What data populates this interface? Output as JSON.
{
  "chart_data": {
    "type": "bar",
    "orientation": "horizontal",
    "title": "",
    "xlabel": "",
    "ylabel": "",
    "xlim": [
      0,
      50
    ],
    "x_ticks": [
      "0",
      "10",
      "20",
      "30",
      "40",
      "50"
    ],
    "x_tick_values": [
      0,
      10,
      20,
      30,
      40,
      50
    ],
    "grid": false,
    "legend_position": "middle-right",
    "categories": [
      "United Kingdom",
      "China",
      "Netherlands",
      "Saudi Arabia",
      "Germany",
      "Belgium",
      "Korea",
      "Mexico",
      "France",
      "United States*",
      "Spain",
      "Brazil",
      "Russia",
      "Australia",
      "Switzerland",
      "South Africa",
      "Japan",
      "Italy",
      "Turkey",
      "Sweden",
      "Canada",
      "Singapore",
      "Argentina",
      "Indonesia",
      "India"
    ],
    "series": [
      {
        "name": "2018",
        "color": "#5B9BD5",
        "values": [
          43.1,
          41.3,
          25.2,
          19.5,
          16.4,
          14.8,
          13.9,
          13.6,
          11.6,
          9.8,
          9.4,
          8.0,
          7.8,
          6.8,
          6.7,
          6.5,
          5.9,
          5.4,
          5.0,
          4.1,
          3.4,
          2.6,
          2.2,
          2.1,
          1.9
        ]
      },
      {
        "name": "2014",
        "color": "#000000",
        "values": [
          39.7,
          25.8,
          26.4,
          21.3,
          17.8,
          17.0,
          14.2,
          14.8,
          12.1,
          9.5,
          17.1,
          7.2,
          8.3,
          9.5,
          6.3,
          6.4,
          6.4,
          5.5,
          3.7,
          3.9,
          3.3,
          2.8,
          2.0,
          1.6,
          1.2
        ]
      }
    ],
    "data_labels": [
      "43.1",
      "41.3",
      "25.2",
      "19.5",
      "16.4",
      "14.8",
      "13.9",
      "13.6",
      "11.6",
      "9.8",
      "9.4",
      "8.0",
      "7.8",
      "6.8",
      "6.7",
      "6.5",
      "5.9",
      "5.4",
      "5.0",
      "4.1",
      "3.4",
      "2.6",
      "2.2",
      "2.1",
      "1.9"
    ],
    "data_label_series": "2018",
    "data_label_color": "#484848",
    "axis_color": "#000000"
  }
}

▶ **SET PROBLEM**: Working from the material above, retype it in its entirety without change.

▶ **EXERCISE RESULT**:
What data populates this interface? Output as JSON.
{
  "chart_data": {
    "type": "bar",
    "orientation": "horizontal",
    "title": "",
    "xlabel": "",
    "ylabel": "",
    "xlim": [
      0,
      50
    ],
    "x_ticks": [
      "0",
      "10",
      "20",
      "30",
      "40",
      "50"
    ],
    "x_tick_values": [
      0,
      10,
      20,
      30,
      40,
      50
    ],
    "grid": false,
    "legend_position": "middle-right",
    "categories": [
      "United Kingdom",
      "China",
      "Netherlands",
      "Saudi Arabia",
      "Germany",
      "Belgium",
      "Korea",
      "Mexico",
      "France",
      "United States*",
      "Spain",
      "Brazil",
      "Russia",
      "Australia",
      "Switzerland",
      "South Africa",
      "Japan",
      "Italy",
      "Turkey",
      "Sweden",
      "Canada",
      "Singapore",
      "Argentina",
      "Indonesia",
      "India"
    ],
    "series": [
      {
        "name": "2018",
        "color": "#5B9BD5",
        "values": [
          43.1,
          41.3,
          25.2,
          19.5,
          16.4,
          14.8,
          13.9,
          13.6,
          11.6,
          9.8,
          9.4,
          8.0,
          7.8,
          6.8,
          6.7,
          6.5,
          5.9,
          5.4,
          5.0,
          4.1,
          3.4,
          2.6,
          2.2,
          2.1,
          1.9
        ]
      },
      {
        "name": "2014",
        "color": "#000000",
        "values": [
          39.7,
          25.8,
          26.4,
          21.3,
          17.8,
          17.0,
          14.2,
          14.8,
          12.1,
          9.5,
          17.1,
          7.2,
          8.3,
          9.5,
          6.3,
          6.4,
          6.4,
          5.5,
          3.7,
          3.9,
          3.3,
          2.8,
          2.0,
          1.6,
          1.2
        ]
      }
    ],
    "data_labels": [
      "43.1",
      "41.3",
      "25.2",
      "19.5",
      "16.4",
      "14.8",
      "13.9",
      "13.6",
      "11.6",
      "9.8",
      "9.4",
      "8.0",
      "7.8",
      "6.8",
      "6.7",
      "6.5",
      "5.9",
      "5.4",
      "5.0",
      "4.1",
      "3.4",
      "2.6",
      "2.2",
      "2.1",
      "1.9"
    ],
    "data_label_series": "2018",
    "data_label_color": "#484848",
    "axis_color": "#000000"
  }
}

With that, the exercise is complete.